Reproduce the entries below in full, word for word.

══ DATASET ROWS ══

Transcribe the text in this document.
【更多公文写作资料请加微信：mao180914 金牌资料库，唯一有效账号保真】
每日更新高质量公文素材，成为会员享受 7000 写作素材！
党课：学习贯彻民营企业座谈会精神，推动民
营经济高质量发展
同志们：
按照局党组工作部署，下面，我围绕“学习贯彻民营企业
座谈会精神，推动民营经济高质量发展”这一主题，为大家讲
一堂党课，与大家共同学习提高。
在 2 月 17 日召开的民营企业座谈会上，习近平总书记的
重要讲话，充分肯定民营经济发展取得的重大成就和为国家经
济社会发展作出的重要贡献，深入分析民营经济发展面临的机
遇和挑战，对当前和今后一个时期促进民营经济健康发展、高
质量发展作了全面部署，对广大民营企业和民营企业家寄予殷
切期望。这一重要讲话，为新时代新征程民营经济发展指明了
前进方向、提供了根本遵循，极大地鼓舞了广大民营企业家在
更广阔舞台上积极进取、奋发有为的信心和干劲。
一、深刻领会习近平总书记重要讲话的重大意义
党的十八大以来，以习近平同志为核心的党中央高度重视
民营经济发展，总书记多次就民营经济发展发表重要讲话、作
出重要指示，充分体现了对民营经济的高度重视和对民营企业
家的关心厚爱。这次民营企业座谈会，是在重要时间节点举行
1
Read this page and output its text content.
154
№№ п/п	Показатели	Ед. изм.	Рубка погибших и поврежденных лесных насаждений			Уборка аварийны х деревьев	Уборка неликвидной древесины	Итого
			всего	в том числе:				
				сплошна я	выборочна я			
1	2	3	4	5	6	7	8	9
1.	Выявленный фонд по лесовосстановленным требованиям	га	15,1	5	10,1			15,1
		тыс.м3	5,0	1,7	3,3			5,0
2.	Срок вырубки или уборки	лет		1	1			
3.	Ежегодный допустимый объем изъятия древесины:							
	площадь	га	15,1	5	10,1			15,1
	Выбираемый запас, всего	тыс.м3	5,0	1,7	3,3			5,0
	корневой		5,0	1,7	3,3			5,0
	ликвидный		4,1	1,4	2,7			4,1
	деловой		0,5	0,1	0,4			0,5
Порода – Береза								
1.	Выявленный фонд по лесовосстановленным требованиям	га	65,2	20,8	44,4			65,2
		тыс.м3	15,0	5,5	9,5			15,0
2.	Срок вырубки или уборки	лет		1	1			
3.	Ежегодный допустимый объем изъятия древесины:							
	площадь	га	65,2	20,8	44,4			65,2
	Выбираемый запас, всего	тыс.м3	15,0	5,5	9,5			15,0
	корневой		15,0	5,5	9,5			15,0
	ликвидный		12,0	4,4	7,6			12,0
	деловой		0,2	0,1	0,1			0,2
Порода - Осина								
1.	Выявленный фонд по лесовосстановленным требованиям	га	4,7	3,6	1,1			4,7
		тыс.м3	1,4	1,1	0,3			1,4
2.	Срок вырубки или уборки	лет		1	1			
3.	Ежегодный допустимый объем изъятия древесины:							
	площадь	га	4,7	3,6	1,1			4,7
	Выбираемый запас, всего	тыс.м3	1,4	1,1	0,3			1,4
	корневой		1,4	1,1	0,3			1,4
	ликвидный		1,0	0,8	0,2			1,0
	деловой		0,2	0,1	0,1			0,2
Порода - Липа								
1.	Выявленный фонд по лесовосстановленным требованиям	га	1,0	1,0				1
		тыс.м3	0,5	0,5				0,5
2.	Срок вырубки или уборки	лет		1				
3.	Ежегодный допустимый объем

═══

### RESULT
Transcribe the text in this document.
【更多公文写作资料请加微信：mao180914 金牌资料库，唯一有效账号保真】
每日更新高质量公文素材，成为会员享受 7000 写作素材！
党课：学习贯彻民营企业座谈会精神，推动民
营经济高质量发展
同志们：
按照局党组工作部署，下面，我围绕“学习贯彻民营企业
座谈会精神，推动民营经济高质量发展”这一主题，为大家讲
一堂党课，与大家共同学习提高。
在 2 月 17 日召开的民营企业座谈会上，习近平总书记的
重要讲话，充分肯定民营经济发展取得的重大成就和为国家经
济社会发展作出的重要贡献，深入分析民营经济发展面临的机
遇和挑战，对当前和今后一个时期促进民营经济健康发展、高
质量发展作了全面部署，对广大民营企业和民营企业家寄予殷
切期望。这一重要讲话，为新时代新征程民营经济发展指明了
前进方向、提供了根本遵循，极大地鼓舞了广大民营企业家在
更广阔舞台上积极进取、奋发有为的信心和干劲。
一、深刻领会习近平总书记重要讲话的重大意义
党的十八大以来，以习近平同志为核心的党中央高度重视
民营经济发展，总书记多次就民营经济发展发表重要讲话、作
出重要指示，充分体现了对民营经济的高度重视和对民营企业
家的关心厚爱。这次民营企业座谈会，是在重要时间节点举行
1
Read this page and output its text content.
154
№№ п/п	Показатели	Ед. изм.	Рубка погибших и поврежденных лесных насаждений			Уборка аварийны х деревьев	Уборка неликвидной древесины	Итого
			всего	в том числе:				
				сплошна я	выборочна я			
1	2	3	4	5	6	7	8	9
1.	Выявленный фонд по лесовосстановленным требованиям	га	15,1	5	10,1			15,1
		тыс.м3	5,0	1,7	3,3			5,0
2.	Срок вырубки или уборки	лет		1	1			
3.	Ежегодный допустимый объем изъятия древесины:							
	площадь	га	15,1	5	10,1			15,1
	Выбираемый запас, всего	тыс.м3	5,0	1,7	3,3			5,0
	корневой		5,0	1,7	3,3			5,0
	ликвидный		4,1	1,4	2,7			4,1
	деловой		0,5	0,1	0,4			0,5
Порода – Береза								
1.	Выявленный фонд по лесовосстановленным требованиям	га	65,2	20,8	44,4			65,2
		тыс.м3	15,0	5,5	9,5			15,0
2.	Срок вырубки или уборки	лет		1	1			
3.	Ежегодный допустимый объем изъятия древесины:							
	площадь	га	65,2	20,8	44,4			65,2
	Выбираемый запас, всего	тыс.м3	15,0	5,5	9,5			15,0
	корневой		15,0	5,5	9,5			15,0
	ликвидный		12,0	4,4	7,6			12,0
	деловой		0,2	0,1	0,1			0,2
Порода - Осина								
1.	Выявленный фонд по лесовосстановленным требованиям	га	4,7	3,6	1,1			4,7
		тыс.м3	1,4	1,1	0,3			1,4
2.	Срок вырубки или уборки	лет		1	1			
3.	Ежегодный допустимый объем изъятия древесины:							
	площадь	га	4,7	3,6	1,1			4,7
	Выбираемый запас, всего	тыс.м3	1,4	1,1	0,3			1,4
	корневой		1,4	1,1	0,3			1,4
	ликвидный		1,0	0,8	0,2			1,0
	деловой		0,2	0,1	0,1			0,2
Порода - Липа								
1.	Выявленный фонд по лесовосстановленным требованиям	га	1,0	1,0				1
		тыс.м3	0,5	0,5				0,5
2.	Срок вырубки или уборки	лет		1				
3.	Ежегодный допустимый объем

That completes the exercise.